Type out the material below exactly.

Figure dataset records:
## begin
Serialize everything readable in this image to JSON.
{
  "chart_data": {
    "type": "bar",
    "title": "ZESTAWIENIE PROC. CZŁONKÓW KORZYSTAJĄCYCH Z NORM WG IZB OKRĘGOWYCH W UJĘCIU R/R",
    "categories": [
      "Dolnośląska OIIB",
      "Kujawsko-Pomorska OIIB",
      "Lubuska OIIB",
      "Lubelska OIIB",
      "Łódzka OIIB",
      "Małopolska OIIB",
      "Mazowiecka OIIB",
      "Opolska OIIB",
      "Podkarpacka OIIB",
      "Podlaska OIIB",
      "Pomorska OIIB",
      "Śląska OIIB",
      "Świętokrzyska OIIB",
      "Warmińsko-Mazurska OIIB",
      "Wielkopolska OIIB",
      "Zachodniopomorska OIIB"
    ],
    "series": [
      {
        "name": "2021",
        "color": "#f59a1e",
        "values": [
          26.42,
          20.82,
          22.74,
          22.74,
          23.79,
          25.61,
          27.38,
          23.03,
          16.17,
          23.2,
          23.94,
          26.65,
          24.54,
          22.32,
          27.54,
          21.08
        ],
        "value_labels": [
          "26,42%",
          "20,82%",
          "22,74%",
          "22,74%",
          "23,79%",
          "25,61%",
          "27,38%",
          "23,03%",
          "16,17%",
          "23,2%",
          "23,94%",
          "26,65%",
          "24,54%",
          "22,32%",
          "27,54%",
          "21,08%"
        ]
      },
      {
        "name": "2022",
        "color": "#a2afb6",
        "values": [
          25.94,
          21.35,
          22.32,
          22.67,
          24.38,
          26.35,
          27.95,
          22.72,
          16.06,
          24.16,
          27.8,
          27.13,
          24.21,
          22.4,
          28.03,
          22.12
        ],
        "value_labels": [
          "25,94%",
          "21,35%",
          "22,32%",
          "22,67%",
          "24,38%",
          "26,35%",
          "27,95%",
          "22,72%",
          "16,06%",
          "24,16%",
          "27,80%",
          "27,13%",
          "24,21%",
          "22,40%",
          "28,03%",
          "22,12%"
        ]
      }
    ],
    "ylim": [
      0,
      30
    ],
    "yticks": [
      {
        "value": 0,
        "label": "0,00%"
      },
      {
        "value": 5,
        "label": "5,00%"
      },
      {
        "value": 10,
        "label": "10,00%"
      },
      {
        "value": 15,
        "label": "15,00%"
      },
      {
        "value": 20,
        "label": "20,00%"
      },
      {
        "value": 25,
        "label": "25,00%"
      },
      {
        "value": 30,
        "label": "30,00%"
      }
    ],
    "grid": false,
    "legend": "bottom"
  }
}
## end
RESULT OF THIS TASK:
Serialize everything readable in this image to JSON.
{
  "chart_data": {
    "type": "bar",
    "title": "ZESTAWIENIE PROC. CZŁONKÓW KORZYSTAJĄCYCH Z NORM WG IZB OKRĘGOWYCH W UJĘCIU R/R",
    "categories": [
      "Dolnośląska OIIB",
      "Kujawsko-Pomorska OIIB",
      "Lubuska OIIB",
      "Lubelska OIIB",
      "Łódzka OIIB",
      "Małopolska OIIB",
      "Mazowiecka OIIB",
      "Opolska OIIB",
      "Podkarpacka OIIB",
      "Podlaska OIIB",
      "Pomorska OIIB",
      "Śląska OIIB",
      "Świętokrzyska OIIB",
      "Warmińsko-Mazurska OIIB",
      "Wielkopolska OIIB",
      "Zachodniopomorska OIIB"
    ],
    "series": [
      {
        "name": "2021",
        "color": "#f59a1e",
        "values": [
          26.42,
          20.82,
          22.74,
          22.74,
          23.79,
          25.61,
          27.38,
          23.03,
          16.17,
          23.2,
          23.94,
          26.65,
          24.54,
          22.32,
          27.54,
          21.08
        ],
        "value_labels": [
          "26,42%",
          "20,82%",
          "22,74%",
          "22,74%",
          "23,79%",
          "25,61%",
          "27,38%",
          "23,03%",
          "16,17%",
          "23,2%",
          "23,94%",
          "26,65%",
          "24,54%",
          "22,32%",
          "27,54%",
          "21,08%"
        ]
      },
      {
        "name": "2022",
        "color": "#a2afb6",
        "values": [
          25.94,
          21.35,
          22.32,
          22.67,
          24.38,
          26.35,
          27.95,
          22.72,
          16.06,
          24.16,
          27.8,
          27.13,
          24.21,
          22.4,
          28.03,
          22.12
        ],
        "value_labels": [
          "25,94%",
          "21,35%",
          "22,32%",
          "22,67%",
          "24,38%",
          "26,35%",
          "27,95%",
          "22,72%",
          "16,06%",
          "24,16%",
          "27,80%",
          "27,13%",
          "24,21%",
          "22,40%",
          "28,03%",
          "22,12%"
        ]
      }
    ],
    "ylim": [
      0,
      30
    ],
    "yticks": [
      {
        "value": 0,
        "label": "0,00%"
      },
      {
        "value": 5,
        "label": "5,00%"
      },
      {
        "value": 10,
        "label": "10,00%"
      },
      {
        "value": 15,
        "label": "15,00%"
      },
      {
        "value": 20,
        "label": "20,00%"
      },
      {
        "value": 25,
        "label": "25,00%"
      },
      {
        "value": 30,
        "label": "30,00%"
      }
    ],
    "grid": false,
    "legend": "bottom"
  }
}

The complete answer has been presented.